| WORK REQUIRED |
From the listing that follows, extract every line and set it down unaltered.

| Source records |
** start **
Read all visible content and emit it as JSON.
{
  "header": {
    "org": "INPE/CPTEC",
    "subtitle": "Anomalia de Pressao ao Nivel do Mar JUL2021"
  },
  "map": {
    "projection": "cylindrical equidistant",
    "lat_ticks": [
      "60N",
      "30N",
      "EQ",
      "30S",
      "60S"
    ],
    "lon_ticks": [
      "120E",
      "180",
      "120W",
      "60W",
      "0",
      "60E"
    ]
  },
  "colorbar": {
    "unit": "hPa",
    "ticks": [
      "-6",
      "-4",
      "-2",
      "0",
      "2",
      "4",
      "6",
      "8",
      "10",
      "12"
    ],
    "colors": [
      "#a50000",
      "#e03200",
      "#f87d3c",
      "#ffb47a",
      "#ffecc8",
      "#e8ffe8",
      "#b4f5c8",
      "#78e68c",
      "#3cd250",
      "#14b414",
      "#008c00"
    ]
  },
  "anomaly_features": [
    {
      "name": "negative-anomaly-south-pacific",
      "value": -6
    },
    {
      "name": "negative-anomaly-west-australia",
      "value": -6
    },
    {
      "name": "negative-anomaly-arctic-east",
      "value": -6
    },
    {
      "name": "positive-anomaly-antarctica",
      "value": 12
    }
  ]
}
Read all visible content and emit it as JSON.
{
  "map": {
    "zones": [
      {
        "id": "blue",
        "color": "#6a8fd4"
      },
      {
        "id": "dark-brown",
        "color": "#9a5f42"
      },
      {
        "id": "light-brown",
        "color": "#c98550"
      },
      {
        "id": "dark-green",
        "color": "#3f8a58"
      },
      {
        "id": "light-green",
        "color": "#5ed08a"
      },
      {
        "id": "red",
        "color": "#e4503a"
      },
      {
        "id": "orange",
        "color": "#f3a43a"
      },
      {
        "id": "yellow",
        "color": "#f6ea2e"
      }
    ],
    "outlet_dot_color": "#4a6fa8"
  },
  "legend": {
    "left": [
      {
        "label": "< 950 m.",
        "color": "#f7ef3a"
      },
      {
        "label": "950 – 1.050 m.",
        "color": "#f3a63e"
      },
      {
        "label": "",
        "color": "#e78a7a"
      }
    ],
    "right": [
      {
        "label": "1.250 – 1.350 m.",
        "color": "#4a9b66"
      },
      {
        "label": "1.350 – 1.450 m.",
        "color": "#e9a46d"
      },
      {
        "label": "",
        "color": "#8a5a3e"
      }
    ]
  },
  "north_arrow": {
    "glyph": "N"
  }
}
** end **
| EXERCISE ANSWER |
Read all visible content and emit it as JSON.
{
  "header": {
    "org": "INPE/CPTEC",
    "subtitle": "Anomalia de Pressao ao Nivel do Mar JUL2021"
  },
  "map": {
    "projection": "cylindrical equidistant",
    "lat_ticks": [
      "60N",
      "30N",
      "EQ",
      "30S",
      "60S"
    ],
    "lon_ticks": [
      "120E",
      "180",
      "120W",
      "60W",
      "0",
      "60E"
    ]
  },
  "colorbar": {
    "unit": "hPa",
    "ticks": [
      "-6",
      "-4",
      "-2",
      "0",
      "2",
      "4",
      "6",
      "8",
      "10",
      "12"
    ],
    "colors": [
      "#a50000",
      "#e03200",
      "#f87d3c",
      "#ffb47a",
      "#ffecc8",
      "#e8ffe8",
      "#b4f5c8",
      "#78e68c",
      "#3cd250",
      "#14b414",
      "#008c00"
    ]
  },
  "anomaly_features": [
    {
      "name": "negative-anomaly-south-pacific",
      "value": -6
    },
    {
      "name": "negative-anomaly-west-australia",
      "value": -6
    },
    {
      "name": "negative-anomaly-arctic-east",
      "value": -6
    },
    {
      "name": "positive-anomaly-antarctica",
      "value": 12
    }
  ]
}
Read all visible content and emit it as JSON.
{
  "map": {
    "zones": [
      {
        "id": "blue",
        "color": "#6a8fd4"
      },
      {
        "id": "dark-brown",
        "color": "#9a5f42"
      },
      {
        "id": "light-brown",
        "color": "#c98550"
      },
      {
        "id": "dark-green",
        "color": "#3f8a58"
      },
      {
        "id": "light-green",
        "color": "#5ed08a"
      },
      {
        "id": "red",
        "color": "#e4503a"
      },
      {
        "id": "orange",
        "color": "#f3a43a"
      },
      {
        "id": "yellow",
        "color": "#f6ea2e"
      }
    ],
    "outlet_dot_color": "#4a6fa8"
  },
  "legend": {
    "left": [
      {
        "label": "< 950 m.",
        "color": "#f7ef3a"
      },
      {
        "label": "950 – 1.050 m.",
        "color": "#f3a63e"
      },
      {
        "label": "",
        "color": "#e78a7a"
      }
    ],
    "right": [
      {
        "label": "1.250 – 1.350 m.",
        "color": "#4a9b66"
      },
      {
        "label": "1.350 – 1.450 m.",
        "color": "#e9a46d"
      },
      {
        "label": "",
        "color": "#8a5a3e"
      }
    ]
  },
  "north_arrow": {
    "glyph": "N"
  }
}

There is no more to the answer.